#### [What to do]
Pull out each line of the records holding the string "Weakly".

#### [Input]

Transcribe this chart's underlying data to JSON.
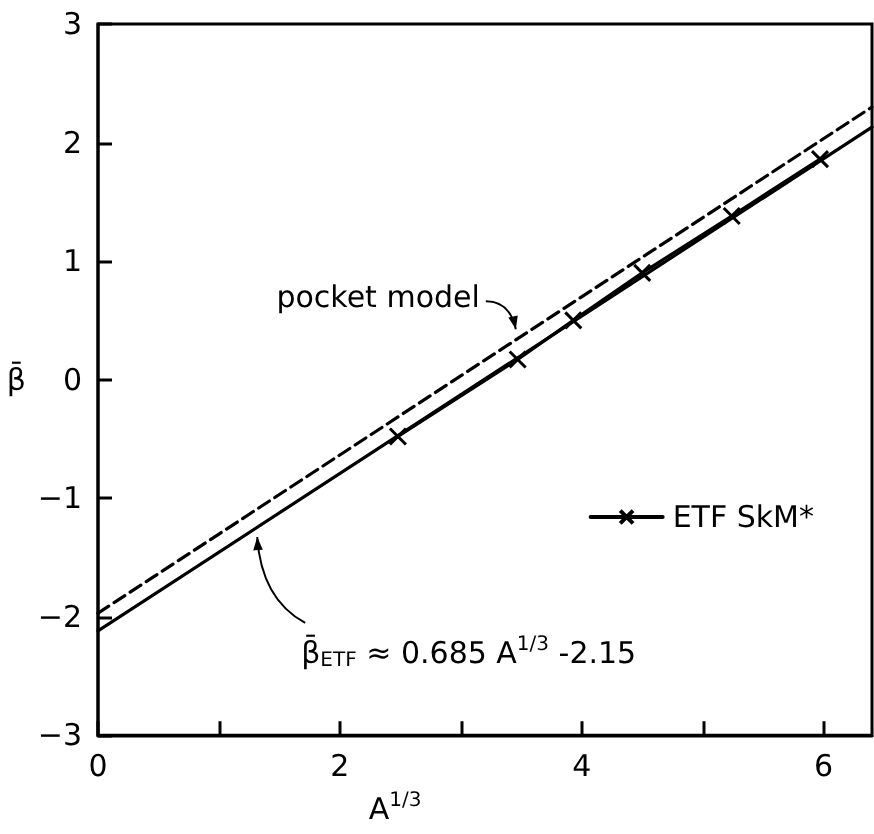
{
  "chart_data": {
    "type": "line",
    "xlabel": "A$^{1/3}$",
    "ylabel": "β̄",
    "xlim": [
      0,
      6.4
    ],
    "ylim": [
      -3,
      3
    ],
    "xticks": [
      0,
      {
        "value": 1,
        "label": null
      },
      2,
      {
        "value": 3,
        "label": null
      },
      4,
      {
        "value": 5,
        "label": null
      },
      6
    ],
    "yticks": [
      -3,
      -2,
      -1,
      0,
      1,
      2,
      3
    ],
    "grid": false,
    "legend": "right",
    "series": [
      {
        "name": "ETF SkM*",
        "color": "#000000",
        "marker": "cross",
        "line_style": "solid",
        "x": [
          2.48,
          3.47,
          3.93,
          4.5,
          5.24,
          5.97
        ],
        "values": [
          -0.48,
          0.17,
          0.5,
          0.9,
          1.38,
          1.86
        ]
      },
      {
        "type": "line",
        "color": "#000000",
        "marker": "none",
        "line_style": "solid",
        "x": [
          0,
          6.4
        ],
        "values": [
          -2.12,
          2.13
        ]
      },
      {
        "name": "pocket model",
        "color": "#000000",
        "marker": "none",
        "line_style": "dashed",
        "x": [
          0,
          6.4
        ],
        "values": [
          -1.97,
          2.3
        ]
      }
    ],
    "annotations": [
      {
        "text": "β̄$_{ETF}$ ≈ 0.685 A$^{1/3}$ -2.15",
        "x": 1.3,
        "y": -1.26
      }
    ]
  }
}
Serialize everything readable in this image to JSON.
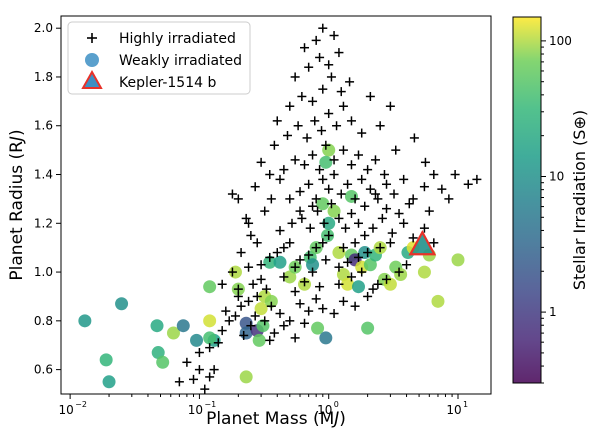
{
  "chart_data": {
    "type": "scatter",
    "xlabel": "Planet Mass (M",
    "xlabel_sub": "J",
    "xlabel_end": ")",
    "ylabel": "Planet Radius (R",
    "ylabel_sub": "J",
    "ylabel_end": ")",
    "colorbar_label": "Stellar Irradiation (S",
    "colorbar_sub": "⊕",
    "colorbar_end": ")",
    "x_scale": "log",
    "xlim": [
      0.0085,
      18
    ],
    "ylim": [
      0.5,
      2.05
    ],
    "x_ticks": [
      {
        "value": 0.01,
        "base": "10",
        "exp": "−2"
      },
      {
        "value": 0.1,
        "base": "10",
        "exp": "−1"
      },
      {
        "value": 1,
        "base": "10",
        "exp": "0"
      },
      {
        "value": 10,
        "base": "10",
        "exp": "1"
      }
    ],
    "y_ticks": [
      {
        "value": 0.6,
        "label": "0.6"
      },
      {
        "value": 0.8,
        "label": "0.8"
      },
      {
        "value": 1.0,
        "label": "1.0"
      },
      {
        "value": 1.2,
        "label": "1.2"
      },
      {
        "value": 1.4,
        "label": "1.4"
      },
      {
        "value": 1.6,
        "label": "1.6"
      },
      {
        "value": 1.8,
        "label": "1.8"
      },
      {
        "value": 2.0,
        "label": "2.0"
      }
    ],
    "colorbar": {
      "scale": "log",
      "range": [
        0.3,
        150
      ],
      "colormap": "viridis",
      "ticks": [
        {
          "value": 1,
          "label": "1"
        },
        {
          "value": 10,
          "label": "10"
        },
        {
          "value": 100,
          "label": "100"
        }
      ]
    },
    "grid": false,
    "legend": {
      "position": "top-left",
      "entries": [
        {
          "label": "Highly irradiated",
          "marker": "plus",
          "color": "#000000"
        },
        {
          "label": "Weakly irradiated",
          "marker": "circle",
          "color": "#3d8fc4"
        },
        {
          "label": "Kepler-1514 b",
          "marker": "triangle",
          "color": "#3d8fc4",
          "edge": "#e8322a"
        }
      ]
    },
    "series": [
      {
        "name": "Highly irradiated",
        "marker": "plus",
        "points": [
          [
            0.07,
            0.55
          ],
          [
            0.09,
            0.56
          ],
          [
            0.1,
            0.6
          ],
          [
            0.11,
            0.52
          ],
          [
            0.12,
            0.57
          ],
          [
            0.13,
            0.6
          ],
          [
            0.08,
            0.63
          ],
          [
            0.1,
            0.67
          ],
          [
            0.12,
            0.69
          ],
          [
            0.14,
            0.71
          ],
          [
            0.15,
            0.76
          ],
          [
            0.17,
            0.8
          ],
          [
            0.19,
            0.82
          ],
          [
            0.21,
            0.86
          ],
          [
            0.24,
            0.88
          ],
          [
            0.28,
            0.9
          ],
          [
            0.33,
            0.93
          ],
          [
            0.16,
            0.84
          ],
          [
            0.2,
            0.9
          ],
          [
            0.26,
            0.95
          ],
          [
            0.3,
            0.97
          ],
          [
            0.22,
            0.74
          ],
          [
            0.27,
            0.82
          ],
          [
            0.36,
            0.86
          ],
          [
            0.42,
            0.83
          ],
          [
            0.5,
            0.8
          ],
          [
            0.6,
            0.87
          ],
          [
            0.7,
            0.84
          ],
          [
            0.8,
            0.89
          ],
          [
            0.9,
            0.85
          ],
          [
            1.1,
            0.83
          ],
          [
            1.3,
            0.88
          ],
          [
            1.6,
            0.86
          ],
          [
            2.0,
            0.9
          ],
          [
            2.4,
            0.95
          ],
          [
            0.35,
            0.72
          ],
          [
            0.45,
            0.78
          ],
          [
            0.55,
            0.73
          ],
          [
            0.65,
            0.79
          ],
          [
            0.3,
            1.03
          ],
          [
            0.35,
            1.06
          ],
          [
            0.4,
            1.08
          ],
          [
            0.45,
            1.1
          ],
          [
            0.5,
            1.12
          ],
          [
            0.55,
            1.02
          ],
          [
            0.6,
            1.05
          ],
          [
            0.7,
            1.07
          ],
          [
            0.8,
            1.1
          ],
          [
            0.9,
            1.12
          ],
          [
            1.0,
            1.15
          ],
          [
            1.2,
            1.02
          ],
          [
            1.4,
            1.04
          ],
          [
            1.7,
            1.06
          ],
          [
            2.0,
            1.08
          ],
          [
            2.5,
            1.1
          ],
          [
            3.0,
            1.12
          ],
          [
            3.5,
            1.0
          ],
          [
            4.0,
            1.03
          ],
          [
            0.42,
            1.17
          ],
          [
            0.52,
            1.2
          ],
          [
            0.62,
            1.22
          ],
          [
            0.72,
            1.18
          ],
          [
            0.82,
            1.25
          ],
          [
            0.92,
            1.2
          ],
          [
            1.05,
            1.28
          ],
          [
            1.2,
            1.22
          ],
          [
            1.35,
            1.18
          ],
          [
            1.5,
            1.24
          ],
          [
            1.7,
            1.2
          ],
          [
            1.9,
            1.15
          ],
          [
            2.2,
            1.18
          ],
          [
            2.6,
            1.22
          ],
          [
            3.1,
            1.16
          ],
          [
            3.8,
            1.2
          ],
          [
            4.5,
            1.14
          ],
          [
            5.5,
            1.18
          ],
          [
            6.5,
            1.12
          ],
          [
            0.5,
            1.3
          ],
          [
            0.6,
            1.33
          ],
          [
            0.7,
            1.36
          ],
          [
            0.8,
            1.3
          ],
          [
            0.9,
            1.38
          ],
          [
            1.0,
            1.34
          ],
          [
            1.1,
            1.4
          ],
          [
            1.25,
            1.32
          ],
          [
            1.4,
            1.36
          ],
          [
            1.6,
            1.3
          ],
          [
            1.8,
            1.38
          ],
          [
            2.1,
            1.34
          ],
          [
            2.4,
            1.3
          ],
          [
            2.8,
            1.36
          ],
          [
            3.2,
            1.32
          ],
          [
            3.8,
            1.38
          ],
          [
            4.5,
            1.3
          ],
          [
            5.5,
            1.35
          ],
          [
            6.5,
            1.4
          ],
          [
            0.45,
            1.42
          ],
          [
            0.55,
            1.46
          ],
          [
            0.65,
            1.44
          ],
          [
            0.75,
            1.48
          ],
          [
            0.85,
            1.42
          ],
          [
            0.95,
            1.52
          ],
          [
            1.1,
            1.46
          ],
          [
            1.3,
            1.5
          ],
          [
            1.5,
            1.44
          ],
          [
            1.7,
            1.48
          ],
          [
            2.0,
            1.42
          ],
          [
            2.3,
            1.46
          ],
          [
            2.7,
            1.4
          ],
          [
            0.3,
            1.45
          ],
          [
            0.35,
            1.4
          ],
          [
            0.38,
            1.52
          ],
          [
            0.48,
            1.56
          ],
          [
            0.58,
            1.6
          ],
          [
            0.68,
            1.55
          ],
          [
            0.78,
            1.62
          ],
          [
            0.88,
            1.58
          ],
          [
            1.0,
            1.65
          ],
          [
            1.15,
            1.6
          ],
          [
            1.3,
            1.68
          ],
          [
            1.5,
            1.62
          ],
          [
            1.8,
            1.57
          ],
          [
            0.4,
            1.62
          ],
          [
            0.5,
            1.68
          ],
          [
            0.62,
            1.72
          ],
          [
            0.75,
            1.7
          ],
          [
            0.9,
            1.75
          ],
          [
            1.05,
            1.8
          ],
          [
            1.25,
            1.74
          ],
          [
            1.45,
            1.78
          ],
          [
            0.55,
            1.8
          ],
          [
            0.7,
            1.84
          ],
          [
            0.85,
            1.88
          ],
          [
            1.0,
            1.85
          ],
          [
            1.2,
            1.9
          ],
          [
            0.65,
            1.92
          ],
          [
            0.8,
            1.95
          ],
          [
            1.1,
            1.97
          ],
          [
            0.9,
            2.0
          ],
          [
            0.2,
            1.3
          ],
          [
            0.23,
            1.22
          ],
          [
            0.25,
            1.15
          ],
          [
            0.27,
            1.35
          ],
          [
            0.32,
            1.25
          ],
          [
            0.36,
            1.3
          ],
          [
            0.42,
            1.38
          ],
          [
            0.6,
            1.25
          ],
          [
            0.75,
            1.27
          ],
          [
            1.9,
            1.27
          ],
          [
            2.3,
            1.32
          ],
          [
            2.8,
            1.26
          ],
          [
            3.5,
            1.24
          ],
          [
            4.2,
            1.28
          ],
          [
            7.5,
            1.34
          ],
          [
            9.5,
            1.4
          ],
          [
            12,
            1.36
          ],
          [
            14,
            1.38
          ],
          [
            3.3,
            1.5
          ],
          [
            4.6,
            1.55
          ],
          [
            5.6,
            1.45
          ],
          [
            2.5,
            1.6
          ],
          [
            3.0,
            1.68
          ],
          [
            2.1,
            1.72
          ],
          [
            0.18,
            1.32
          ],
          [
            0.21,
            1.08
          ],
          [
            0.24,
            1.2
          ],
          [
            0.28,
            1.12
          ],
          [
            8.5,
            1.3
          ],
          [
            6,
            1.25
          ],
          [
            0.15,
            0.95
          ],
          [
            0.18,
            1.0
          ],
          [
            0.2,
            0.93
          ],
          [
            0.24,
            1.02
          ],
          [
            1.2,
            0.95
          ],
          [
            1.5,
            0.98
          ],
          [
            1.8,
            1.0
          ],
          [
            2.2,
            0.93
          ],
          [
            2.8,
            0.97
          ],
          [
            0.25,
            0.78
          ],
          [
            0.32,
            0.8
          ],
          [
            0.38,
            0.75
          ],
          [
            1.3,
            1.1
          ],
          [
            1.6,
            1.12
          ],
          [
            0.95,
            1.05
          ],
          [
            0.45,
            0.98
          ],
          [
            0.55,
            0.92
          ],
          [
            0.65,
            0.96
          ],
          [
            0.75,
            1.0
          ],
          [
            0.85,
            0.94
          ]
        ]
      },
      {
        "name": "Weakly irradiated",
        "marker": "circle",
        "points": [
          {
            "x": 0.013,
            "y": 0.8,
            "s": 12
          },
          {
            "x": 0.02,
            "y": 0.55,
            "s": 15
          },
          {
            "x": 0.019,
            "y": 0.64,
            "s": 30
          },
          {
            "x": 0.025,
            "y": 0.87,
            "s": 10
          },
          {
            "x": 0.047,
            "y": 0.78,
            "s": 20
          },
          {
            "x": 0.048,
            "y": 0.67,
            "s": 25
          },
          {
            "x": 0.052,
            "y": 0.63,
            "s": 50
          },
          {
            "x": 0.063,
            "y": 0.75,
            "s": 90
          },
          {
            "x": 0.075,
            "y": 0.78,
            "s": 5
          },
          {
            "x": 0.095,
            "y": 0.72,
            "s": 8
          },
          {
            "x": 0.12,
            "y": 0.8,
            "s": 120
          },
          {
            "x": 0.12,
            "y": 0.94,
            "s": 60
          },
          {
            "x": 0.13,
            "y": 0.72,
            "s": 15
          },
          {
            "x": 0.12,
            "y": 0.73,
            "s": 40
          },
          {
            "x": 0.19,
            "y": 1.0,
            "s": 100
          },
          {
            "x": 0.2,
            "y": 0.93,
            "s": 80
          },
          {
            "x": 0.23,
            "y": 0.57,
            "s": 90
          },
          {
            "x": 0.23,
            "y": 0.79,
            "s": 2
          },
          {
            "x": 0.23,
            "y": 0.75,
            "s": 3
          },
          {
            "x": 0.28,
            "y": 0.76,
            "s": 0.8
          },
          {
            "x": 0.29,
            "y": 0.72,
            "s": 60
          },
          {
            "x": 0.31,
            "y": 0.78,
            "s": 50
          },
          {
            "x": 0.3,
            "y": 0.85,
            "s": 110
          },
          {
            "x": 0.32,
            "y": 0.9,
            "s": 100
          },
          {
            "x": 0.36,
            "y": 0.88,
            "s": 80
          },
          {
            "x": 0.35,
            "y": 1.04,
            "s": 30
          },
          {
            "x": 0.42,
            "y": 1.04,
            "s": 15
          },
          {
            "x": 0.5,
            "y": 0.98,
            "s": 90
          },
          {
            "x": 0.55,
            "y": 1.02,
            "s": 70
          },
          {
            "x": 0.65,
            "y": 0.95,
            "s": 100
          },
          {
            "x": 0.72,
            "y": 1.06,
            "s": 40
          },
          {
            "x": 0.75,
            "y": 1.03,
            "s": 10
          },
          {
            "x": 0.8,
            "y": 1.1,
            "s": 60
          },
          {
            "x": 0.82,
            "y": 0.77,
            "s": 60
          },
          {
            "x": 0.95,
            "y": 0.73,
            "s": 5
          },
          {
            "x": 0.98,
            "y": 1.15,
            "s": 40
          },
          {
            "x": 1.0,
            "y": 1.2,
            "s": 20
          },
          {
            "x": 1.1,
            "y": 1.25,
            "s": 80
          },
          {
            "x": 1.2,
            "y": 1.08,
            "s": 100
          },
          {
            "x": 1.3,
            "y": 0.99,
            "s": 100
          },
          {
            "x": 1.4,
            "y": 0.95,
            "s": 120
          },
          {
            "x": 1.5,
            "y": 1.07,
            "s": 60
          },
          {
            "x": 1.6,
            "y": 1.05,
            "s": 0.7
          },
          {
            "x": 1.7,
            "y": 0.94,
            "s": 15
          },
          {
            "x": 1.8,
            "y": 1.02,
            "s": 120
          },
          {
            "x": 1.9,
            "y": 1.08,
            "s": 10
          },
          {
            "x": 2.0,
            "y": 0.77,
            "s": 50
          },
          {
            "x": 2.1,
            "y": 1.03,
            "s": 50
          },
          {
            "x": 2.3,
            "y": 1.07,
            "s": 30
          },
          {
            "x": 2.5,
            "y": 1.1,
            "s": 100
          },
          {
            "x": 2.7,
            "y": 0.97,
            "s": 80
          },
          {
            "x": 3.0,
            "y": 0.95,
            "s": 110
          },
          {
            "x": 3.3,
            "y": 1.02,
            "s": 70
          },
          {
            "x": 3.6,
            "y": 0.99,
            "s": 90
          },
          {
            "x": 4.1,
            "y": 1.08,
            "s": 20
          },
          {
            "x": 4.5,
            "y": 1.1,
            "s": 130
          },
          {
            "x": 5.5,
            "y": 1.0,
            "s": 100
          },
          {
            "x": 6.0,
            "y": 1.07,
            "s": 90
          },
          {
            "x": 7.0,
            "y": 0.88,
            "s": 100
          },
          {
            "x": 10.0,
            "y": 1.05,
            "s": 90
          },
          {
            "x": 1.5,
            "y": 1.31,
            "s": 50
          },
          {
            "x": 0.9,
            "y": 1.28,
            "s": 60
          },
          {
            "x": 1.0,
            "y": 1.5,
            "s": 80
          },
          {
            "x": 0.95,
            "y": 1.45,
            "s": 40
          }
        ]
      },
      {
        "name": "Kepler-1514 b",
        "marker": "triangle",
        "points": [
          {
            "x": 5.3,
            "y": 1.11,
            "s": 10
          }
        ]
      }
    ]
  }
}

#### [Result of this exercise]
          "label": "Weakly irradiated",
        "name": "Weakly irradiated",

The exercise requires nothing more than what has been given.